Extracted records
================

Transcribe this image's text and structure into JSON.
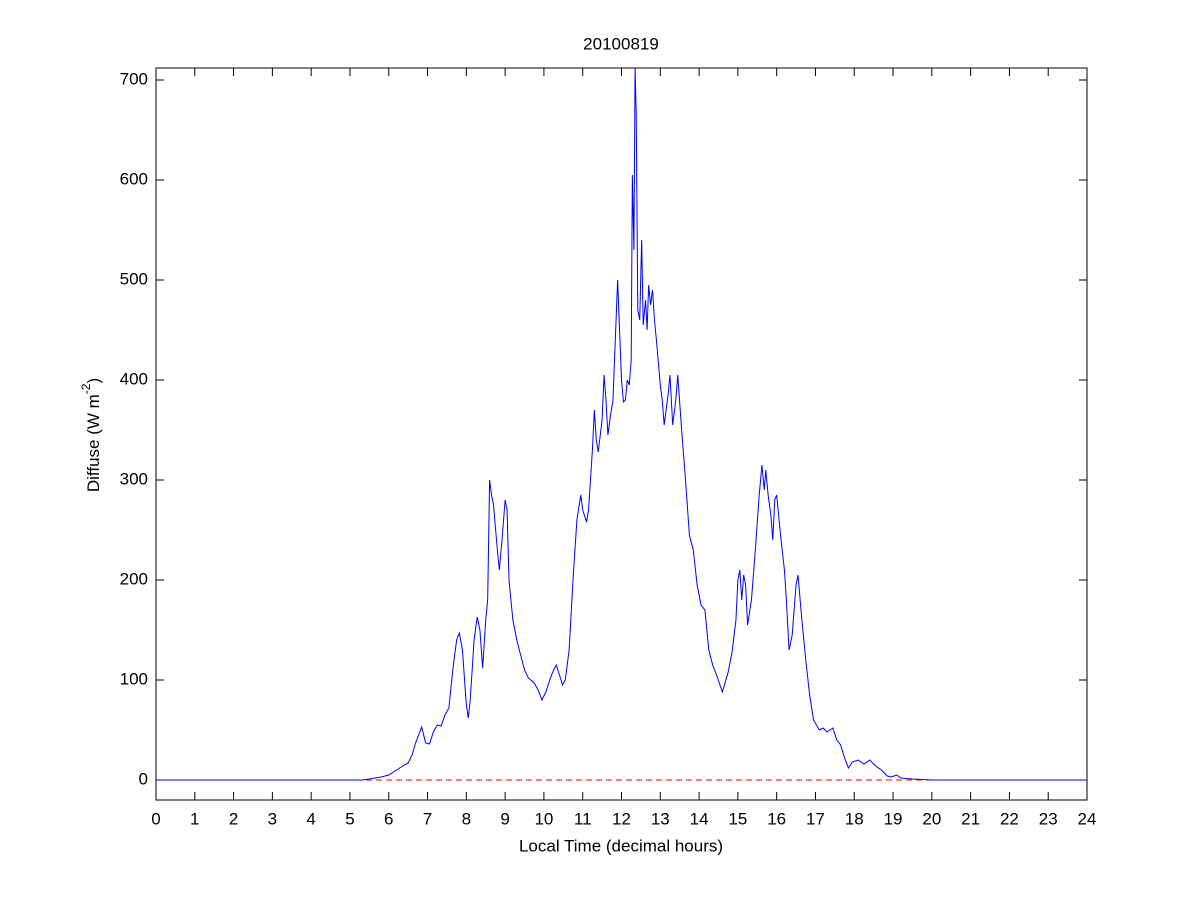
{
  "chart_data": {
    "type": "line",
    "title": "20100819",
    "xlabel": "Local Time (decimal hours)",
    "ylabel": "Diffuse (W m",
    "ylabel_sup": "-2",
    "ylabel_end": ")",
    "xlim": [
      0,
      24
    ],
    "xticks": [
      0,
      1,
      2,
      3,
      4,
      5,
      6,
      7,
      8,
      9,
      10,
      11,
      12,
      13,
      14,
      15,
      16,
      17,
      18,
      19,
      20,
      21,
      22,
      23,
      24
    ],
    "ylim": [
      -20,
      712
    ],
    "yticks": [
      0,
      100,
      200,
      300,
      400,
      500,
      600,
      700
    ],
    "grid": false,
    "reference_line": {
      "value": 0,
      "color": "#ff0000",
      "dash": true
    },
    "series": [
      {
        "color": "#0000ff",
        "x": [
          0,
          5.3,
          5.5,
          5.8,
          6.0,
          6.2,
          6.4,
          6.5,
          6.6,
          6.7,
          6.85,
          6.95,
          7.05,
          7.15,
          7.25,
          7.35,
          7.45,
          7.55,
          7.65,
          7.75,
          7.82,
          7.9,
          8.0,
          8.05,
          8.1,
          8.2,
          8.28,
          8.35,
          8.42,
          8.5,
          8.55,
          8.6,
          8.65,
          8.7,
          8.8,
          8.85,
          8.92,
          9.0,
          9.05,
          9.1,
          9.2,
          9.3,
          9.4,
          9.5,
          9.6,
          9.75,
          9.85,
          9.95,
          10.05,
          10.15,
          10.25,
          10.32,
          10.4,
          10.48,
          10.55,
          10.65,
          10.75,
          10.85,
          10.95,
          11.0,
          11.1,
          11.15,
          11.25,
          11.3,
          11.35,
          11.4,
          11.5,
          11.55,
          11.6,
          11.65,
          11.7,
          11.78,
          11.85,
          11.9,
          11.95,
          12.0,
          12.05,
          12.1,
          12.15,
          12.2,
          12.25,
          12.28,
          12.32,
          12.35,
          12.38,
          12.42,
          12.47,
          12.52,
          12.56,
          12.62,
          12.66,
          12.7,
          12.75,
          12.8,
          12.85,
          12.9,
          13.0,
          13.05,
          13.1,
          13.2,
          13.25,
          13.32,
          13.4,
          13.45,
          13.55,
          13.65,
          13.75,
          13.85,
          13.95,
          14.05,
          14.15,
          14.25,
          14.35,
          14.45,
          14.6,
          14.75,
          14.85,
          14.95,
          15.0,
          15.05,
          15.1,
          15.15,
          15.2,
          15.25,
          15.35,
          15.45,
          15.55,
          15.62,
          15.68,
          15.72,
          15.78,
          15.85,
          15.9,
          15.95,
          16.0,
          16.1,
          16.2,
          16.25,
          16.32,
          16.4,
          16.5,
          16.55,
          16.65,
          16.75,
          16.85,
          16.95,
          17.1,
          17.2,
          17.3,
          17.45,
          17.55,
          17.65,
          17.75,
          17.85,
          17.95,
          18.1,
          18.25,
          18.4,
          18.55,
          18.7,
          18.85,
          18.95,
          19.1,
          19.2,
          19.5,
          20,
          24
        ],
        "values": [
          0,
          0,
          1,
          3,
          5,
          10,
          15,
          17,
          25,
          38,
          53,
          37,
          36,
          48,
          55,
          54,
          65,
          72,
          110,
          140,
          147,
          130,
          75,
          62,
          80,
          140,
          163,
          150,
          112,
          160,
          180,
          300,
          285,
          275,
          230,
          210,
          240,
          280,
          270,
          200,
          160,
          140,
          125,
          110,
          102,
          97,
          90,
          80,
          88,
          100,
          110,
          115,
          105,
          95,
          100,
          130,
          200,
          260,
          285,
          270,
          258,
          270,
          330,
          370,
          340,
          328,
          360,
          405,
          380,
          345,
          360,
          380,
          450,
          500,
          450,
          400,
          378,
          380,
          400,
          395,
          420,
          605,
          530,
          712,
          665,
          470,
          460,
          540,
          455,
          480,
          450,
          495,
          475,
          490,
          460,
          440,
          395,
          380,
          355,
          385,
          405,
          355,
          380,
          405,
          350,
          300,
          245,
          230,
          195,
          175,
          170,
          130,
          115,
          105,
          88,
          108,
          128,
          160,
          200,
          210,
          180,
          205,
          195,
          155,
          180,
          230,
          285,
          315,
          290,
          310,
          285,
          265,
          240,
          280,
          285,
          245,
          210,
          180,
          130,
          145,
          195,
          205,
          160,
          120,
          85,
          60,
          50,
          52,
          48,
          52,
          40,
          35,
          22,
          12,
          18,
          20,
          16,
          20,
          14,
          10,
          4,
          3,
          5,
          2,
          1,
          0,
          0
        ]
      }
    ]
  }
}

================

SET TASK → Repeat the records above exactly, omitting every picture.

REPLY TO THE EXERCISE →
Transcribe this image's text and structure into JSON.
{
  "chart_data": {
    "type": "line",
    "title": "20100819",
    "xlabel": "Local Time (decimal hours)",
    "ylabel": "Diffuse (W m",
    "ylabel_sup": "-2",
    "ylabel_end": ")",
    "xlim": [
      0,
      24
    ],
    "xticks": [
      0,
      1,
      2,
      3,
      4,
      5,
      6,
      7,
      8,
      9,
      10,
      11,
      12,
      13,
      14,
      15,
      16,
      17,
      18,
      19,
      20,
      21,
      22,
      23,
      24
    ],
    "ylim": [
      -20,
      712
    ],
    "yticks": [
      0,
      100,
      200,
      300,
      400,
      500,
      600,
      700
    ],
    "grid": false,
    "reference_line": {
      "value": 0,
      "color": "#ff0000",
      "dash": true
    },
    "series": [
      {
        "color": "#0000ff",
        "x": [
          0,
          5.3,
          5.5,
          5.8,
          6.0,
          6.2,
          6.4,
          6.5,
          6.6,
          6.7,
          6.85,
          6.95,
          7.05,
          7.15,
          7.25,
          7.35,
          7.45,
          7.55,
          7.65,
          7.75,
          7.82,
          7.9,
          8.0,
          8.05,
          8.1,
          8.2,
          8.28,
          8.35,
          8.42,
          8.5,
          8.55,
          8.6,
          8.65,
          8.7,
          8.8,
          8.85,
          8.92,
          9.0,
          9.05,
          9.1,
          9.2,
          9.3,
          9.4,
          9.5,
          9.6,
          9.75,
          9.85,
          9.95,
          10.05,
          10.15,
          10.25,
          10.32,
          10.4,
          10.48,
          10.55,
          10.65,
          10.75,
          10.85,
          10.95,
          11.0,
          11.1,
          11.15,
          11.25,
          11.3,
          11.35,
          11.4,
          11.5,
          11.55,
          11.6,
          11.65,
          11.7,
          11.78,
          11.85,
          11.9,
          11.95,
          12.0,
          12.05,
          12.1,
          12.15,
          12.2,
          12.25,
          12.28,
          12.32,
          12.35,
          12.38,
          12.42,
          12.47,
          12.52,
          12.56,
          12.62,
          12.66,
          12.7,
          12.75,
          12.8,
          12.85,
          12.9,
          13.0,
          13.05,
          13.1,
          13.2,
          13.25,
          13.32,
          13.4,
          13.45,
          13.55,
          13.65,
          13.75,
          13.85,
          13.95,
          14.05,
          14.15,
          14.25,
          14.35,
          14.45,
          14.6,
          14.75,
          14.85,
          14.95,
          15.0,
          15.05,
          15.1,
          15.15,
          15.2,
          15.25,
          15.35,
          15.45,
          15.55,
          15.62,
          15.68,
          15.72,
          15.78,
          15.85,
          15.9,
          15.95,
          16.0,
          16.1,
          16.2,
          16.25,
          16.32,
          16.4,
          16.5,
          16.55,
          16.65,
          16.75,
          16.85,
          16.95,
          17.1,
          17.2,
          17.3,
          17.45,
          17.55,
          17.65,
          17.75,
          17.85,
          17.95,
          18.1,
          18.25,
          18.4,
          18.55,
          18.7,
          18.85,
          18.95,
          19.1,
          19.2,
          19.5,
          20,
          24
        ],
        "values": [
          0,
          0,
          1,
          3,
          5,
          10,
          15,
          17,
          25,
          38,
          53,
          37,
          36,
          48,
          55,
          54,
          65,
          72,
          110,
          140,
          147,
          130,
          75,
          62,
          80,
          140,
          163,
          150,
          112,
          160,
          180,
          300,
          285,
          275,
          230,
          210,
          240,
          280,
          270,
          200,
          160,
          140,
          125,
          110,
          102,
          97,
          90,
          80,
          88,
          100,
          110,
          115,
          105,
          95,
          100,
          130,
          200,
          260,
          285,
          270,
          258,
          270,
          330,
          370,
          340,
          328,
          360,
          405,
          380,
          345,
          360,
          380,
          450,
          500,
          450,
          400,
          378,
          380,
          400,
          395,
          420,
          605,
          530,
          712,
          665,
          470,
          460,
          540,
          455,
          480,
          450,
          495,
          475,
          490,
          460,
          440,
          395,
          380,
          355,
          385,
          405,
          355,
          380,
          405,
          350,
          300,
          245,
          230,
          195,
          175,
          170,
          130,
          115,
          105,
          88,
          108,
          128,
          160,
          200,
          210,
          180,
          205,
          195,
          155,
          180,
          230,
          285,
          315,
          290,
          310,
          285,
          265,
          240,
          280,
          285,
          245,
          210,
          180,
          130,
          145,
          195,
          205,
          160,
          120,
          85,
          60,
          50,
          52,
          48,
          52,
          40,
          35,
          22,
          12,
          18,
          20,
          16,
          20,
          14,
          10,
          4,
          3,
          5,
          2,
          1,
          0,
          0
        ]
      }
    ]
  }
}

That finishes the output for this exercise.